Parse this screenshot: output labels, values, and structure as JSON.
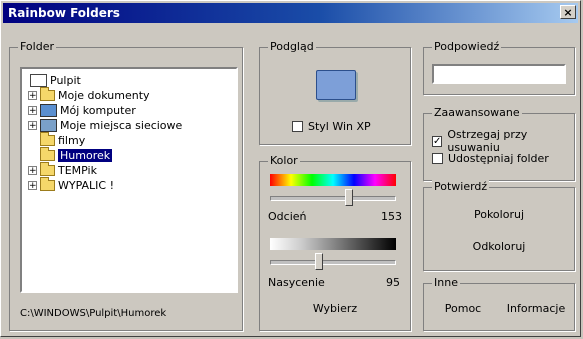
{
  "window": {
    "title": "Rainbow Folders",
    "close_label": "×"
  },
  "folder": {
    "legend": "Folder",
    "tree": [
      {
        "label": "Pulpit",
        "icon": "desktop-icon",
        "expander": ""
      },
      {
        "label": "Moje dokumenty",
        "icon": "folder-icon",
        "expander": "+"
      },
      {
        "label": "Mój komputer",
        "icon": "computer-icon",
        "expander": "+"
      },
      {
        "label": "Moje miejsca sieciowe",
        "icon": "network-icon",
        "expander": "+"
      },
      {
        "label": "filmy",
        "icon": "folder-icon",
        "expander": ""
      },
      {
        "label": "Humorek",
        "icon": "folder-icon",
        "expander": "",
        "selected": true
      },
      {
        "label": "TEMPik",
        "icon": "folder-icon",
        "expander": "+"
      },
      {
        "label": "WYPALIC !",
        "icon": "folder-icon",
        "expander": "+"
      }
    ],
    "path": "C:\\WINDOWS\\Pulpit\\Humorek"
  },
  "preview": {
    "legend": "Podgląd",
    "winxp_label": "Styl Win XP",
    "winxp_checked": false,
    "folder_color": "#7d9fd8"
  },
  "color": {
    "legend": "Kolor",
    "hue_label": "Odcień",
    "hue_value": "153",
    "sat_label": "Nasycenie",
    "sat_value": "95",
    "choose_label": "Wybierz"
  },
  "hint": {
    "legend": "Podpowiedź",
    "value": ""
  },
  "advanced": {
    "legend": "Zaawansowane",
    "warn_label": "Ostrzegaj przy usuwaniu",
    "warn_checked": true,
    "share_label": "Udostępniaj folder",
    "share_checked": false
  },
  "confirm": {
    "legend": "Potwierdź",
    "colorize_label": "Pokoloruj",
    "uncolorize_label": "Odkoloruj"
  },
  "other": {
    "legend": "Inne",
    "help_label": "Pomoc",
    "info_label": "Informacje"
  }
}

=-=-=

• [What you are asked to do]
Skip the pictures, then retype every line above exactly.

• [Written solution]
Parse this screenshot: output labels, values, and structure as JSON.
{
  "window": {
    "title": "Rainbow Folders",
    "close_label": "×"
  },
  "folder": {
    "legend": "Folder",
    "tree": [
      {
        "label": "Pulpit",
        "icon": "desktop-icon",
        "expander": ""
      },
      {
        "label": "Moje dokumenty",
        "icon": "folder-icon",
        "expander": "+"
      },
      {
        "label": "Mój komputer",
        "icon": "computer-icon",
        "expander": "+"
      },
      {
        "label": "Moje miejsca sieciowe",
        "icon": "network-icon",
        "expander": "+"
      },
      {
        "label": "filmy",
        "icon": "folder-icon",
        "expander": ""
      },
      {
        "label": "Humorek",
        "icon": "folder-icon",
        "expander": "",
        "selected": true
      },
      {
        "label": "TEMPik",
        "icon": "folder-icon",
        "expander": "+"
      },
      {
        "label": "WYPALIC !",
        "icon": "folder-icon",
        "expander": "+"
      }
    ],
    "path": "C:\\WINDOWS\\Pulpit\\Humorek"
  },
  "preview": {
    "legend": "Podgląd",
    "winxp_label": "Styl Win XP",
    "winxp_checked": false,
    "folder_color": "#7d9fd8"
  },
  "color": {
    "legend": "Kolor",
    "hue_label": "Odcień",
    "hue_value": "153",
    "sat_label": "Nasycenie",
    "sat_value": "95",
    "choose_label": "Wybierz"
  },
  "hint": {
    "legend": "Podpowiedź",
    "value": ""
  },
  "advanced": {
    "legend": "Zaawansowane",
    "warn_label": "Ostrzegaj przy usuwaniu",
    "warn_checked": true,
    "share_label": "Udostępniaj folder",
    "share_checked": false
  },
  "confirm": {
    "legend": "Potwierdź",
    "colorize_label": "Pokoloruj",
    "uncolorize_label": "Odkoloruj"
  },
  "other": {
    "legend": "Inne",
    "help_label": "Pomoc",
    "info_label": "Informacje"
  }
}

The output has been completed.